### Goal of the exercise
Lines containing the word "Роммеля" are to be located and copied.
## start Material for the task
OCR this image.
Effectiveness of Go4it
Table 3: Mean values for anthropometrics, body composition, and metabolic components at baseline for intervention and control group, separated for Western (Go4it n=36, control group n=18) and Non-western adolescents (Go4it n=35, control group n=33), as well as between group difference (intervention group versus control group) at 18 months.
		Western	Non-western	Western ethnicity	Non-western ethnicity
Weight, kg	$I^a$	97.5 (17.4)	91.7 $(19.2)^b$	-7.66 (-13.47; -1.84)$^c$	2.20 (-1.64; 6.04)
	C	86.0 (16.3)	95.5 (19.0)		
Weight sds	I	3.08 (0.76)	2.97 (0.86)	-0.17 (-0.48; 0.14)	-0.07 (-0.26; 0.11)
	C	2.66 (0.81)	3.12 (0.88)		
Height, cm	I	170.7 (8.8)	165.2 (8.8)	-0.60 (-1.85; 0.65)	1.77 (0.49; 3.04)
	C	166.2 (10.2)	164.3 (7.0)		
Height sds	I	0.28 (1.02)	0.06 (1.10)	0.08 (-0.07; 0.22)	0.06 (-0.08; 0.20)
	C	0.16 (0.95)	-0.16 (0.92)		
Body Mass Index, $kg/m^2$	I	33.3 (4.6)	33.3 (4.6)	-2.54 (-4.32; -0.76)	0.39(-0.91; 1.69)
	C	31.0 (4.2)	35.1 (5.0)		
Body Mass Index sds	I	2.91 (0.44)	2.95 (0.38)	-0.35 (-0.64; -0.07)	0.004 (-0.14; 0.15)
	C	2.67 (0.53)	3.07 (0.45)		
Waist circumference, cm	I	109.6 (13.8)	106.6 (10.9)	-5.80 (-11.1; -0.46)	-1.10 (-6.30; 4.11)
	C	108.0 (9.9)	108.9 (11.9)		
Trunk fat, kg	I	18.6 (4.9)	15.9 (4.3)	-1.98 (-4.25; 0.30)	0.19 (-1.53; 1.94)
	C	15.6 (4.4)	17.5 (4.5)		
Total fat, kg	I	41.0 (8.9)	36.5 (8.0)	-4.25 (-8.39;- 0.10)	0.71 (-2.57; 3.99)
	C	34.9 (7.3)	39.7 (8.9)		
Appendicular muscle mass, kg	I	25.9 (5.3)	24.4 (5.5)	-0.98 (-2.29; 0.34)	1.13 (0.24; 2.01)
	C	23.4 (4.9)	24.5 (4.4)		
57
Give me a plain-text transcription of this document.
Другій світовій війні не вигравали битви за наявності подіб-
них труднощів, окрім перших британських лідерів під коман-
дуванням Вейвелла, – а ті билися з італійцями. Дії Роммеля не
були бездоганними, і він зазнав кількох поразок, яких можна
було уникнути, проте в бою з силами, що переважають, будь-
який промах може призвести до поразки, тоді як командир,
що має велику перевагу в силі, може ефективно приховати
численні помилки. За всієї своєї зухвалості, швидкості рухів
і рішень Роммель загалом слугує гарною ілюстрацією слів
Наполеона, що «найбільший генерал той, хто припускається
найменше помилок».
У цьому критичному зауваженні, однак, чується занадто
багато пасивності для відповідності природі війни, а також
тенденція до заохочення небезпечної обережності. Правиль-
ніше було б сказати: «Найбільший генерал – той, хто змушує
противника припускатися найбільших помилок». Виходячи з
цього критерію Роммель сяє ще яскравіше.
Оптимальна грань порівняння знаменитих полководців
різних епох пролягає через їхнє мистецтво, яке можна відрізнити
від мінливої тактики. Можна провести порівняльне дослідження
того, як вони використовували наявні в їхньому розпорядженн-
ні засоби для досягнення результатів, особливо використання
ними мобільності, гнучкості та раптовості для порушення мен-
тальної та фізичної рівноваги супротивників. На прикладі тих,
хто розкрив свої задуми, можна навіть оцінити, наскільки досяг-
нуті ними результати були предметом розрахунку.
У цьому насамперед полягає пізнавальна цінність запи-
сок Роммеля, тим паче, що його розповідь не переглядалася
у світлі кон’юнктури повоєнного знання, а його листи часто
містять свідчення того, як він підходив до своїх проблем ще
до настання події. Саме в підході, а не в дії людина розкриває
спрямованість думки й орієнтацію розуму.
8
## end Material for the task
### Answer for the task
дуванням Вейвелла, – а ті билися з італійцями. Дії Роммеля не
сок Роммеля, тим паче, що його розповідь не переглядалася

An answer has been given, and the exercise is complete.